### Problem requirements
Swap "enlarged" for "magnified" in the rows below and write them out again, changing nothing else.

### Dataset entries
........

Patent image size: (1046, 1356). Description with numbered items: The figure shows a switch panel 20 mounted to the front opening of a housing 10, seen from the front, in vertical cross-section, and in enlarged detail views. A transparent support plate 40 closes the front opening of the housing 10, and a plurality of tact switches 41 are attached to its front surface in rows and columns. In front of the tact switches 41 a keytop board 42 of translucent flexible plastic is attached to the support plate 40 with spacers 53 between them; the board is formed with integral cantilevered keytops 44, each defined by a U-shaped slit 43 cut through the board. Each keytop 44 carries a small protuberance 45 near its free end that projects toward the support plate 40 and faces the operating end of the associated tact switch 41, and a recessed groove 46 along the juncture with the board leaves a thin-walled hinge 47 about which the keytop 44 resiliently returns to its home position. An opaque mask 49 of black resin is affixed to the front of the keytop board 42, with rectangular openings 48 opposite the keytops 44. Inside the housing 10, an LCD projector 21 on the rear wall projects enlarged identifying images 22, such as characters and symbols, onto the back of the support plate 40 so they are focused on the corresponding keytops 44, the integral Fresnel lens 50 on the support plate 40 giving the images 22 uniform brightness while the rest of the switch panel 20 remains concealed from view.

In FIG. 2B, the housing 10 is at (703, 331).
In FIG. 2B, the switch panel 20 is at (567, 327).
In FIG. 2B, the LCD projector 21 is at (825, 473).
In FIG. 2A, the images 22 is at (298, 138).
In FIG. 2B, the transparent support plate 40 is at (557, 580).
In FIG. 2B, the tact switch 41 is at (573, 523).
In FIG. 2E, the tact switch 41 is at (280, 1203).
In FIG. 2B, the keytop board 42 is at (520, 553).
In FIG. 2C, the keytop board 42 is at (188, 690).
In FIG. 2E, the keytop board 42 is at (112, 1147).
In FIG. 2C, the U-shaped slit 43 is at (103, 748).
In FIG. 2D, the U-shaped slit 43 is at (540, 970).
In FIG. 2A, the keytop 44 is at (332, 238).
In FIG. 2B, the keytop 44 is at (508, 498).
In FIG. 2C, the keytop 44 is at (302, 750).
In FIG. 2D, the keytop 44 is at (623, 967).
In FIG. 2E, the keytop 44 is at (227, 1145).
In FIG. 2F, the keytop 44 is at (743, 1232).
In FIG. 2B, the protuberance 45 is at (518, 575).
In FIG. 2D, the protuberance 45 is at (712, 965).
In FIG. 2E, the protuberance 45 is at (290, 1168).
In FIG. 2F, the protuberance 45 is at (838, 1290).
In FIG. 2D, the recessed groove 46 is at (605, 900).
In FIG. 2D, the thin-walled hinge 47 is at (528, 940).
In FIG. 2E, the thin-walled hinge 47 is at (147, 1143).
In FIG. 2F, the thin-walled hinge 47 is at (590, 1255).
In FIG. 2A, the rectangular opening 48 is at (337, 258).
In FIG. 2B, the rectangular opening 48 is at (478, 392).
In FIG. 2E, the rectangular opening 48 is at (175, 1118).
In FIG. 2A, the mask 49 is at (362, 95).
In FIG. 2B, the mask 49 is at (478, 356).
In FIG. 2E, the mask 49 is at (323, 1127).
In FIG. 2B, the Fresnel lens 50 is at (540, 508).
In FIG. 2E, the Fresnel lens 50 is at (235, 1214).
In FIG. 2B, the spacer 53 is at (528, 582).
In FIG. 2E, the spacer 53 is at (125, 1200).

........

### Exercise response
Patent image size: (1046, 1356). Description with numbered items: The figure shows a switch panel 20 mounted to the front opening of a housing 10, seen from the front, in vertical cross-section, and in magnified detail views. A transparent support plate 40 closes the front opening of the housing 10, and a plurality of tact switches 41 are attached to its front surface in rows and columns. In front of the tact switches 41 a keytop board 42 of translucent flexible plastic is attached to the support plate 40 with spacers 53 between them; the board is formed with integral cantilevered keytops 44, each defined by a U-shaped slit 43 cut through the board. Each keytop 44 carries a small protuberance 45 near its free end that projects toward the support plate 40 and faces the operating end of the associated tact switch 41, and a recessed groove 46 along the juncture with the board leaves a thin-walled hinge 47 about which the keytop 44 resiliently returns to its home position. An opaque mask 49 of black resin is affixed to the front of the keytop board 42, with rectangular openings 48 opposite the keytops 44. Inside the housing 10, an LCD projector 21 on the rear wall projects magnified identifying images 22, such as characters and symbols, onto the back of the support plate 40 so they are focused on the corresponding keytops 44, the integral Fresnel lens 50 on the support plate 40 giving the images 22 uniform brightness while the rest of the switch panel 20 remains concealed from view.

In FIG. 2B, the housing 10 is at (703, 331).
In FIG. 2B, the switch panel 20 is at (567, 327).
In FIG. 2B, the LCD projector 21 is at (825, 473).
In FIG. 2A, the images 22 is at (298, 138).
In FIG. 2B, the transparent support plate 40 is at (557, 580).
In FIG. 2B, the tact switch 41 is at (573, 523).
In FIG. 2E, the tact switch 41 is at (280, 1203).
In FIG. 2B, the keytop board 42 is at (520, 553).
In FIG. 2C, the keytop board 42 is at (188, 690).
In FIG. 2E, the keytop board 42 is at (112, 1147).
In FIG. 2C, the U-shaped slit 43 is at (103, 748).
In FIG. 2D, the U-shaped slit 43 is at (540, 970).
In FIG. 2A, the keytop 44 is at (332, 238).
In FIG. 2B, the keytop 44 is at (508, 498).
In FIG. 2C, the keytop 44 is at (302, 750).
In FIG. 2D, the keytop 44 is at (623, 967).
In FIG. 2E, the keytop 44 is at (227, 1145).
In FIG. 2F, the keytop 44 is at (743, 1232).
In FIG. 2B, the protuberance 45 is at (518, 575).
In FIG. 2D, the protuberance 45 is at (712, 965).
In FIG. 2E, the protuberance 45 is at (290, 1168).
In FIG. 2F, the protuberance 45 is at (838, 1290).
In FIG. 2D, the recessed groove 46 is at (605, 900).
In FIG. 2D, the thin-walled hinge 47 is at (528, 940).
In FIG. 2E, the thin-walled hinge 47 is at (147, 1143).
In FIG. 2F, the thin-walled hinge 47 is at (590, 1255).
In FIG. 2A, the rectangular opening 48 is at (337, 258).
In FIG. 2B, the rectangular opening 48 is at (478, 392).
In FIG. 2E, the rectangular opening 48 is at (175, 1118).
In FIG. 2A, the mask 49 is at (362, 95).
In FIG. 2B, the mask 49 is at (478, 356).
In FIG. 2E, the mask 49 is at (323, 1127).
In FIG. 2B, the Fresnel lens 50 is at (540, 508).
In FIG. 2E, the Fresnel lens 50 is at (235, 1214).
In FIG. 2B, the spacer 53 is at (528, 582).
In FIG. 2E, the spacer 53 is at (125, 1200).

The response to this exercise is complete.